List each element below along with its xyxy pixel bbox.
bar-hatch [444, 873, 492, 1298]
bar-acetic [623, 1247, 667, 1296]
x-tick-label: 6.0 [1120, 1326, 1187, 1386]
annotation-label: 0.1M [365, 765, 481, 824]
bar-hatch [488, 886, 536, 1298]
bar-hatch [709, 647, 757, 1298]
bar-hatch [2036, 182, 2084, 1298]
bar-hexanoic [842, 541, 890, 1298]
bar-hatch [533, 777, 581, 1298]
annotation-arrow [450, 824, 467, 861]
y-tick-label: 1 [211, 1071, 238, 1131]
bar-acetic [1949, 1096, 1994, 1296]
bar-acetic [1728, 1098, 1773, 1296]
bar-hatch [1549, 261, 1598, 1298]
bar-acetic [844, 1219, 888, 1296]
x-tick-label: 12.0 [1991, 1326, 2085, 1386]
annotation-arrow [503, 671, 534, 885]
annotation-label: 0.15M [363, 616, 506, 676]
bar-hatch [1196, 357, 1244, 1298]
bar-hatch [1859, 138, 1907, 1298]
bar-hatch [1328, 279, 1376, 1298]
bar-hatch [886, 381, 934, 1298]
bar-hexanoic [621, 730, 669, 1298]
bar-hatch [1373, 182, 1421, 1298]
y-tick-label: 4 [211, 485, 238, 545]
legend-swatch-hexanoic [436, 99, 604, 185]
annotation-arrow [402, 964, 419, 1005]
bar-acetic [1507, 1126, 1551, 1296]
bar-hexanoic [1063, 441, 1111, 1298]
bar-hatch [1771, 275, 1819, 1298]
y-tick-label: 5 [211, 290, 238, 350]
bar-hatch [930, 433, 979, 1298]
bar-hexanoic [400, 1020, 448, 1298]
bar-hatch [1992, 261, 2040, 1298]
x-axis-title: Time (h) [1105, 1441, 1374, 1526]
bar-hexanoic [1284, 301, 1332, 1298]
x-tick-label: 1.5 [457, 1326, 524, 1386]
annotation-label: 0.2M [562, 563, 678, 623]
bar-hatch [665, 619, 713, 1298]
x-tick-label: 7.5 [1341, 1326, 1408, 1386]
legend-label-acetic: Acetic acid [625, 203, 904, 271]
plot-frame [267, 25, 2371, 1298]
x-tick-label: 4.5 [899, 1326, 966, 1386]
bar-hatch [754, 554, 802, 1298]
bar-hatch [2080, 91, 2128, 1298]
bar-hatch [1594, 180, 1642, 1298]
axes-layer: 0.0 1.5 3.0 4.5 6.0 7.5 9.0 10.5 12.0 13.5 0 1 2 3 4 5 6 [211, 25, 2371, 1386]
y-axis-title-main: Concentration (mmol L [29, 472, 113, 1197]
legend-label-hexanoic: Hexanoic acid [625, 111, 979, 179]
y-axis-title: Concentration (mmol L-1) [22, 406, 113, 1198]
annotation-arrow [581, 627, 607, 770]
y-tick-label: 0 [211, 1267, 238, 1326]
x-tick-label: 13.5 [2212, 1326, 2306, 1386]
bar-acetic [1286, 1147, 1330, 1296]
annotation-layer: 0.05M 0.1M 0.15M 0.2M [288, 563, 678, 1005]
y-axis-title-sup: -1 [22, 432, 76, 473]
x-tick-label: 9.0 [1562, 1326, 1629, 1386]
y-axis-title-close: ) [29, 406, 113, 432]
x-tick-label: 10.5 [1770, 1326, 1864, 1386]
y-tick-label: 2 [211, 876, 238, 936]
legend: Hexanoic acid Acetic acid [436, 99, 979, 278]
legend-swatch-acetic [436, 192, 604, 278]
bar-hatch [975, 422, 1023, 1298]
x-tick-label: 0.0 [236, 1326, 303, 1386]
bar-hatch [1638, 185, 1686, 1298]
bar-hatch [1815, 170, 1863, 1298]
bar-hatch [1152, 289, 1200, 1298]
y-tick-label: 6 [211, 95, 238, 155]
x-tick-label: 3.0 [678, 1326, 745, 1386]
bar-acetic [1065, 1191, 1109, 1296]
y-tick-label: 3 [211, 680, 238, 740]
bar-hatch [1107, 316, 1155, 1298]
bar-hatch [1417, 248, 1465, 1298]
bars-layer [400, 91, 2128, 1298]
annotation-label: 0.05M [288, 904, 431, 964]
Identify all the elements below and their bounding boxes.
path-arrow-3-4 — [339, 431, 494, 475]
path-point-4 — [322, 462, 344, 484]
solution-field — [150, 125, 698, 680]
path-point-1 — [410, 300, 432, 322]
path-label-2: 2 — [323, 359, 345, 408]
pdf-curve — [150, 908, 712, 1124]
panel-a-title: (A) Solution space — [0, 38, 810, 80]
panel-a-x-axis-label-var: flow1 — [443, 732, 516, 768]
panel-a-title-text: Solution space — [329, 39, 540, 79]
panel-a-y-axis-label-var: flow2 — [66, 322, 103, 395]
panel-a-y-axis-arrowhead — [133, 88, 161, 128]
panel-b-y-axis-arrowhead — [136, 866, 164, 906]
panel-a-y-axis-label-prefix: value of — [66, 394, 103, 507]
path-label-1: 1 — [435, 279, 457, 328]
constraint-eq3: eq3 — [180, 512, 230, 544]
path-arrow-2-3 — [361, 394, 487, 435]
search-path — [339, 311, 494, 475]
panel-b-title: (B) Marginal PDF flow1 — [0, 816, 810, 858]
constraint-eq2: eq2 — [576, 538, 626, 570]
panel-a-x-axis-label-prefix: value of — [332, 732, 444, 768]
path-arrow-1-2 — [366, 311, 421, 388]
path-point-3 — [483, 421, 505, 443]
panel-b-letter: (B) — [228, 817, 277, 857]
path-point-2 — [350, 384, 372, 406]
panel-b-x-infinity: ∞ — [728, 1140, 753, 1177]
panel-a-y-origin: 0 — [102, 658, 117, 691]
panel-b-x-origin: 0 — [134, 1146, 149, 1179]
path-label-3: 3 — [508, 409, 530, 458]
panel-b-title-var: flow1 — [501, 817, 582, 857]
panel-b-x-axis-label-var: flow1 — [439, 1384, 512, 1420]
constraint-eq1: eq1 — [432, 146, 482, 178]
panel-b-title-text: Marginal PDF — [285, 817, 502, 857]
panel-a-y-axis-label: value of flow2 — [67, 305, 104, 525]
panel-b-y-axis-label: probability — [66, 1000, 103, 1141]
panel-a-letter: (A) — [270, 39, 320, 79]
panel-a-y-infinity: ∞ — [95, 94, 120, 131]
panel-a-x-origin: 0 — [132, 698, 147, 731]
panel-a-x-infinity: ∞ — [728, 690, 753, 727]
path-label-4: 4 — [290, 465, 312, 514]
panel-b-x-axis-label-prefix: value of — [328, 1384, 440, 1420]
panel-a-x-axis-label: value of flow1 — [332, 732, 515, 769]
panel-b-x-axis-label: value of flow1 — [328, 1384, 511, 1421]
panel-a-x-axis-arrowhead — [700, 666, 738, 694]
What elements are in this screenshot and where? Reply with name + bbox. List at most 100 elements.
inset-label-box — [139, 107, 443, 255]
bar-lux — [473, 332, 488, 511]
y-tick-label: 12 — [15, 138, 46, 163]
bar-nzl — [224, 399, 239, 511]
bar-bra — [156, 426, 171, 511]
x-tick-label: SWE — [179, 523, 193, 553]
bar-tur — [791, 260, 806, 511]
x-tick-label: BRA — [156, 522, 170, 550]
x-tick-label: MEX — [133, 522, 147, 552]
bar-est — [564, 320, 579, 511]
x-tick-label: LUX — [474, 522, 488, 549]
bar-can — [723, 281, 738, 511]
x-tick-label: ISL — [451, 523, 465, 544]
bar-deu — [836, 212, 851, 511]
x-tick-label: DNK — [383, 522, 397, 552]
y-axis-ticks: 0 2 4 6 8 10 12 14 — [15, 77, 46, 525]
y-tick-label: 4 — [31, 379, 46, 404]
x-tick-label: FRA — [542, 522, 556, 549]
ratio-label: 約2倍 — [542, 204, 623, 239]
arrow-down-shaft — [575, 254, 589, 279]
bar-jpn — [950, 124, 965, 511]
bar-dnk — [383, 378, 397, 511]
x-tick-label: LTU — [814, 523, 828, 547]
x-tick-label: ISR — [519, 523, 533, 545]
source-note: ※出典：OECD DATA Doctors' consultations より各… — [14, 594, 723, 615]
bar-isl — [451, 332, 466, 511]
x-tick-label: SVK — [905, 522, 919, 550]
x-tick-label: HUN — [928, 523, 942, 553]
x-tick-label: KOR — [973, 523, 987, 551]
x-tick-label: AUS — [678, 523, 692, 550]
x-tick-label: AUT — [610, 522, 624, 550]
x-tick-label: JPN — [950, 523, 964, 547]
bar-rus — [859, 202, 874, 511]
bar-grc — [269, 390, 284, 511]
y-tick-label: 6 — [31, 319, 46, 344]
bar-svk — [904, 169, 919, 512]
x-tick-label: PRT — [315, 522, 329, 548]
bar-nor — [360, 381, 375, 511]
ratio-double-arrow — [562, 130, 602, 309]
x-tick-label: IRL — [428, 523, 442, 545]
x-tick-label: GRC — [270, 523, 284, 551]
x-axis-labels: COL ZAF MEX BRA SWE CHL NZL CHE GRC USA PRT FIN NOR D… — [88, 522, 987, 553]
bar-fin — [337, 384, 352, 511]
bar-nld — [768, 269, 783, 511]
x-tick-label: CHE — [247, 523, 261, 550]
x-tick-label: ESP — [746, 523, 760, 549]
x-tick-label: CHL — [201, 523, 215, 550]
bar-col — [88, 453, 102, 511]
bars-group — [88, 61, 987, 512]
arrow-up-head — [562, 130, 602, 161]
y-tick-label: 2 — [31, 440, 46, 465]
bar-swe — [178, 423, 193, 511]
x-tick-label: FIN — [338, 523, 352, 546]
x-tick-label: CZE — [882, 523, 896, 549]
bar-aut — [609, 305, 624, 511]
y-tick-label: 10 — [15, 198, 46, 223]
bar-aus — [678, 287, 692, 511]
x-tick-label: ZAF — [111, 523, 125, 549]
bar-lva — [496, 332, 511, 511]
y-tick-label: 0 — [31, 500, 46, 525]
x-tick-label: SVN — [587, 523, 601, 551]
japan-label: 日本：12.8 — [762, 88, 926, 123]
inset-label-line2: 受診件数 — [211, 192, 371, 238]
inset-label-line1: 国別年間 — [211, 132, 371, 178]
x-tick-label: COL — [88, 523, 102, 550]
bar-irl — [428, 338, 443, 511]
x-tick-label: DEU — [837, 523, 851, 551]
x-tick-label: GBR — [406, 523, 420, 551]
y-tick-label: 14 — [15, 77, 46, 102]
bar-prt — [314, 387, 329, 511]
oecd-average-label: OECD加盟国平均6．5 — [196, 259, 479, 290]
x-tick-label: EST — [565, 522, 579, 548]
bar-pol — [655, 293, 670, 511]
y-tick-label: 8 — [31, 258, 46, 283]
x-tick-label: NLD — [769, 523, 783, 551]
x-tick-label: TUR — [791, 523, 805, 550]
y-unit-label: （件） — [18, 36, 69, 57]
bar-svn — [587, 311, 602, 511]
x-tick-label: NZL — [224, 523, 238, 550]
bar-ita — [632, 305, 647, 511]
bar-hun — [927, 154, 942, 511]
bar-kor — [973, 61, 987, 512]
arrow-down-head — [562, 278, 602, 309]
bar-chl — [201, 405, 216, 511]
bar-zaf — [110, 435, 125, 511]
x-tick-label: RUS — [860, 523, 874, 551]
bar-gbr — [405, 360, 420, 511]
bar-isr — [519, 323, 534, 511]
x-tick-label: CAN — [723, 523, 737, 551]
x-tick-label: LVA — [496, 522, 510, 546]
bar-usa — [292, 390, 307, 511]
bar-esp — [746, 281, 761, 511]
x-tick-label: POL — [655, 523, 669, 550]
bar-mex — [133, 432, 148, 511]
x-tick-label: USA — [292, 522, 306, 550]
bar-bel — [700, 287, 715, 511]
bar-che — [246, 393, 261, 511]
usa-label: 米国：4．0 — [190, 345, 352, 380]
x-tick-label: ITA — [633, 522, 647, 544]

• Exercise objective:
Switch "bar-acetic" to "bar-ethanoic" in the records from their first line through the line containing "bar-hatch [488, 886, 536, 1298]", and return only those lines with everything else unchanged.

• The solution:
List each element below along with its xyxy pixel bbox.
bar-hatch [444, 873, 492, 1298]
bar-ethanoic [623, 1247, 667, 1296]
x-tick-label: 6.0 [1120, 1326, 1187, 1386]
annotation-label: 0.1M [365, 765, 481, 824]
bar-hatch [488, 886, 536, 1298]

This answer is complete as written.